** Start STORED DATA **
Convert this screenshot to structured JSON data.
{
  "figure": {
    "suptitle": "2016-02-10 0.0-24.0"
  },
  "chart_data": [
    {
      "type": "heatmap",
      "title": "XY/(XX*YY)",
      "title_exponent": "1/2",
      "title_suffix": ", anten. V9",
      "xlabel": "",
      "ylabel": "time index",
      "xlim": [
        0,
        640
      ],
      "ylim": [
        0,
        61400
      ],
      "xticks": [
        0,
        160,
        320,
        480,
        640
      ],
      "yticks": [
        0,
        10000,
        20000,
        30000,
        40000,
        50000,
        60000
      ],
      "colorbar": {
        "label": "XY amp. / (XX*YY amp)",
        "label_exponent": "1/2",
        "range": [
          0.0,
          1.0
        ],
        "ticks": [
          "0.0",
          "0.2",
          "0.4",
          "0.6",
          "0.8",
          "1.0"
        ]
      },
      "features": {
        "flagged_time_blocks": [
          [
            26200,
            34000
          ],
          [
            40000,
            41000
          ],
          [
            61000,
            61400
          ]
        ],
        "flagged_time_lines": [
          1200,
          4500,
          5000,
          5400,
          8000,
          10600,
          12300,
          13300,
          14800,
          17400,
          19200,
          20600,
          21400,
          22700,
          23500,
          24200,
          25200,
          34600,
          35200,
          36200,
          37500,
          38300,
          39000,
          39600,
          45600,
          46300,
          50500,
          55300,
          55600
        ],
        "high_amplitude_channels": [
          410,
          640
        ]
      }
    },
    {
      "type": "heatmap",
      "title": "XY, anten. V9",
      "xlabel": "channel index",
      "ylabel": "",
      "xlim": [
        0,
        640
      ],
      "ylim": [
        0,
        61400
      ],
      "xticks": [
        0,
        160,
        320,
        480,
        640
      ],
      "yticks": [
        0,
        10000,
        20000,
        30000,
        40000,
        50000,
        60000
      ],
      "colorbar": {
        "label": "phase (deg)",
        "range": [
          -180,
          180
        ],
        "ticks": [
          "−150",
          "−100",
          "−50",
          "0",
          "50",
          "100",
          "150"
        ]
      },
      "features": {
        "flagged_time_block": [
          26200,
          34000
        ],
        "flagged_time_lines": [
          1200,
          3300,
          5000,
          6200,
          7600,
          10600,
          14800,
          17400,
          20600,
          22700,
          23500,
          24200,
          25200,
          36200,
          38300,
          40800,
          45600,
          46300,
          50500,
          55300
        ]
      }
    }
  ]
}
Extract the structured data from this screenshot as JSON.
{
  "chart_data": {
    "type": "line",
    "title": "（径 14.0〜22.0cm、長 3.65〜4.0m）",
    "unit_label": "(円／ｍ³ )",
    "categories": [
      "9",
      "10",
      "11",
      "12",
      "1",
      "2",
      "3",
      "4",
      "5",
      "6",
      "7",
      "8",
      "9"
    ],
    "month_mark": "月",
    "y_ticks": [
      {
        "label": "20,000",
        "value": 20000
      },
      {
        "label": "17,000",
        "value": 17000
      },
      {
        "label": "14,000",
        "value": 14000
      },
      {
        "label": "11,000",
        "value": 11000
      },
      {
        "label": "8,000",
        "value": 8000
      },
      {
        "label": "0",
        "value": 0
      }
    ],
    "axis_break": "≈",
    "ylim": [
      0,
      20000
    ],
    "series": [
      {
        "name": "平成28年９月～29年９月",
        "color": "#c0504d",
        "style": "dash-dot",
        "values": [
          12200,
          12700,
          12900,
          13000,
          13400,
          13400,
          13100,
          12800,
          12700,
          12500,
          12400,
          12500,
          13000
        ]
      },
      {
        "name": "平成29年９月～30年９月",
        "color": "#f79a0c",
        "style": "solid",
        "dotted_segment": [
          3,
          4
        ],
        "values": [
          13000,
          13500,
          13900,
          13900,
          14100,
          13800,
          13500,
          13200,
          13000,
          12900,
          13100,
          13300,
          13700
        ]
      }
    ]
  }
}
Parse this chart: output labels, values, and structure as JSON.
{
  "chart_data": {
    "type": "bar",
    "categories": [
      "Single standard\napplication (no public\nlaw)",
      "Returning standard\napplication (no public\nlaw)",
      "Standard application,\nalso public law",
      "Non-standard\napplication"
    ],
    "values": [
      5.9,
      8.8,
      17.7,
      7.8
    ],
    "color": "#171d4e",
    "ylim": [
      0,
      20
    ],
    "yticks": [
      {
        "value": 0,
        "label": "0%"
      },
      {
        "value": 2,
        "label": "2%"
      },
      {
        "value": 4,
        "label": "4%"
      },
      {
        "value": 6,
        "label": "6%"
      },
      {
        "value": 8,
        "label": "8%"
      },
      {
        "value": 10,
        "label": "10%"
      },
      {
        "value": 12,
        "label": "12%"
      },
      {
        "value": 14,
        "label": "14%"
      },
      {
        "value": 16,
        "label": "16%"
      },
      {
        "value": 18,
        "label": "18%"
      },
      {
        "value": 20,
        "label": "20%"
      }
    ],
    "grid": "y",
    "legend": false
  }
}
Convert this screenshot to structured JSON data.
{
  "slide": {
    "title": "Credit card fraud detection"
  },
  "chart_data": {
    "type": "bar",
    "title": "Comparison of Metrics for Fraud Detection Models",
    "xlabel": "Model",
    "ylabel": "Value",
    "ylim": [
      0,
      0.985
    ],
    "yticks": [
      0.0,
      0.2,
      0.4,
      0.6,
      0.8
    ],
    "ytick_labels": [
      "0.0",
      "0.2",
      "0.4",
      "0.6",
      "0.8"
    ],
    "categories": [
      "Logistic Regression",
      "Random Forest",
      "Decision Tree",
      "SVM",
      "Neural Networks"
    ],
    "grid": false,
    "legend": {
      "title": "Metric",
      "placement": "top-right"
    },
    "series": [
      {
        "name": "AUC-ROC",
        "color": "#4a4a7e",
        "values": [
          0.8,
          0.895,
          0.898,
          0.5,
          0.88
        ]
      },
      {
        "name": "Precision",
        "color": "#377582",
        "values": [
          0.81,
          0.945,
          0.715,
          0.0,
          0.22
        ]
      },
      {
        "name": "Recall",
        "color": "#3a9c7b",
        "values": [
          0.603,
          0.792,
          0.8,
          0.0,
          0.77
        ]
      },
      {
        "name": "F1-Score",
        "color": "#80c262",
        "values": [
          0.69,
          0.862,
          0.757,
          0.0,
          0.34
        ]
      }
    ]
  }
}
** End STORED DATA **
** Start STORED DATA **
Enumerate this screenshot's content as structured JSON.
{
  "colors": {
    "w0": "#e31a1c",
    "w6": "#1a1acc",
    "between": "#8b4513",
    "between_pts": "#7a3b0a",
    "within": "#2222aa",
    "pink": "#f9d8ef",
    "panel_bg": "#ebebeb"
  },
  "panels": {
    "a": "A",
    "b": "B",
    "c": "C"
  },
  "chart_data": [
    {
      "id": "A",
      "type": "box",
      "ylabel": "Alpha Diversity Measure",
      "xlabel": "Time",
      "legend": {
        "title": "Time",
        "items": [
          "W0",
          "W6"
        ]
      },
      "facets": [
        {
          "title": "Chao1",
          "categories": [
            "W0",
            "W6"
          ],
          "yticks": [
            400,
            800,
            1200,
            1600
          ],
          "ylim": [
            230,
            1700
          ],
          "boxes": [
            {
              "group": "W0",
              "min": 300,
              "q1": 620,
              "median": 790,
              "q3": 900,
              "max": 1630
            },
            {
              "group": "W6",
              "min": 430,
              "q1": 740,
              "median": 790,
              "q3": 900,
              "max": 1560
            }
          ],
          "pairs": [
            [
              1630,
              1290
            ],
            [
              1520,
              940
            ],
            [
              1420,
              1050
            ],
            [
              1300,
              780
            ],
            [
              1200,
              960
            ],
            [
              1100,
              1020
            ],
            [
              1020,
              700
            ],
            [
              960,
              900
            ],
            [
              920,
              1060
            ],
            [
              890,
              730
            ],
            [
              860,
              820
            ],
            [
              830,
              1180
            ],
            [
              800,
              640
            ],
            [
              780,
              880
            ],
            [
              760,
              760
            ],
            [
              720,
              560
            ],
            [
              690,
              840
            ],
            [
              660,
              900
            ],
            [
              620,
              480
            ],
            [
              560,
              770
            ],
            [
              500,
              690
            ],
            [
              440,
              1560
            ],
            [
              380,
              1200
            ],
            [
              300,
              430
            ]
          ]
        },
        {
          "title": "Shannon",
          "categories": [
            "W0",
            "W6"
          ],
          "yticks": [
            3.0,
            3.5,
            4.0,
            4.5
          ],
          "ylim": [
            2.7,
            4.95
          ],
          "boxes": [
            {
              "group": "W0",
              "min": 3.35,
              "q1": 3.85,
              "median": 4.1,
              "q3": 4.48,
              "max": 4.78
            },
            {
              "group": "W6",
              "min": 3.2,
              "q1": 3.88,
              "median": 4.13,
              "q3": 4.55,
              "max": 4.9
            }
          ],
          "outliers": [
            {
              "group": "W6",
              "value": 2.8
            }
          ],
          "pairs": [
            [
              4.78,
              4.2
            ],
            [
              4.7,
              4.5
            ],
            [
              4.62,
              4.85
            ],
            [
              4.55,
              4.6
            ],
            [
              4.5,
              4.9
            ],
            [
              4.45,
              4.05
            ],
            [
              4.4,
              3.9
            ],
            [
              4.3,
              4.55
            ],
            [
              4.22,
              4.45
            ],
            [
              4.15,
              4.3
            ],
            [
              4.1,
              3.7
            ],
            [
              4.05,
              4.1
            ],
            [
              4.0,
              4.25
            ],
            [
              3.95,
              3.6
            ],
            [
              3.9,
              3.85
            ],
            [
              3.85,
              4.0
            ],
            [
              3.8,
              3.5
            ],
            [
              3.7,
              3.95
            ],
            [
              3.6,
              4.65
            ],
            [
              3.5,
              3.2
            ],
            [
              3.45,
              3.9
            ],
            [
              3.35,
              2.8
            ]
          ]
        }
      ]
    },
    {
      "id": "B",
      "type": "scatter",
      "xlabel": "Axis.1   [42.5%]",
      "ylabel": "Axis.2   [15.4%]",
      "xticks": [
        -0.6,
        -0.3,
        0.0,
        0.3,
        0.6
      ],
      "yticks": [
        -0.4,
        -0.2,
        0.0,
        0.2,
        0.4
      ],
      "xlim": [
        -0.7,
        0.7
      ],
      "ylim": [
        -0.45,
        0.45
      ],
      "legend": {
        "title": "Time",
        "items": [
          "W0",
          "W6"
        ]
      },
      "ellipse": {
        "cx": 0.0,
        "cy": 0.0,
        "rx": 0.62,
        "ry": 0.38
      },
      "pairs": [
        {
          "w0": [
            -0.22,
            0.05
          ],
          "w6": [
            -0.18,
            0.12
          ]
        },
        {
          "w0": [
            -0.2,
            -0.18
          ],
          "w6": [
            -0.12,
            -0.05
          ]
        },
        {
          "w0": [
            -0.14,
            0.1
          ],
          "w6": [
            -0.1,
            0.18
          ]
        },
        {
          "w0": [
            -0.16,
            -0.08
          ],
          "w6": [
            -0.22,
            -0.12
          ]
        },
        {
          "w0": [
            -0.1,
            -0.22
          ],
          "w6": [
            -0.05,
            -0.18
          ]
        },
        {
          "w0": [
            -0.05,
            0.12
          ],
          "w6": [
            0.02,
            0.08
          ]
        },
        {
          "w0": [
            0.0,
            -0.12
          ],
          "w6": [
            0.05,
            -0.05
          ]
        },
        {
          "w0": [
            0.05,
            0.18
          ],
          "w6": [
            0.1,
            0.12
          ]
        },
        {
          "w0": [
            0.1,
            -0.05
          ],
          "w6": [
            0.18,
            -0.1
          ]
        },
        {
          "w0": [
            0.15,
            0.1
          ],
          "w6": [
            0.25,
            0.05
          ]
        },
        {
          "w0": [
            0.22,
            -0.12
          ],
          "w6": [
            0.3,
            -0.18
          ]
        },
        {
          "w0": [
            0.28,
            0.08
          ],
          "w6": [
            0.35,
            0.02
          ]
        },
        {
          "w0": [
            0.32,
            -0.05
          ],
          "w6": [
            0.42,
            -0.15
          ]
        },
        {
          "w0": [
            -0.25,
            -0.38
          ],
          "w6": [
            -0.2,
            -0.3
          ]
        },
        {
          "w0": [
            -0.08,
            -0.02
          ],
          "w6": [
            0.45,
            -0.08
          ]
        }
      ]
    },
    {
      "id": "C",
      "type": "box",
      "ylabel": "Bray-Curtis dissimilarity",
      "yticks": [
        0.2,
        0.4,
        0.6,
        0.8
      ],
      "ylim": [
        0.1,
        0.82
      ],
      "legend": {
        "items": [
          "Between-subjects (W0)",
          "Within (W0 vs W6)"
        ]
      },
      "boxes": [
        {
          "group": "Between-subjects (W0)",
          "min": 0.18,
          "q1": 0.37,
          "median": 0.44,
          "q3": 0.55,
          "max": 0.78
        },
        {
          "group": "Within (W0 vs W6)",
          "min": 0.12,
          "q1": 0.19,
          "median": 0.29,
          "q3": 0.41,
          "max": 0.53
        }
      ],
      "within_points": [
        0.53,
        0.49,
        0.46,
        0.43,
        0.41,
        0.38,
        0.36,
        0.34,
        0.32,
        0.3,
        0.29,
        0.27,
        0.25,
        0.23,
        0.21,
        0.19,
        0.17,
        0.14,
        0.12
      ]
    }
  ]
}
** End STORED DATA **
• [SHORT EXERCISE]: Report only the number of lines in the listing that contain the word "name".

• [EXERCISE ANSWER]: 6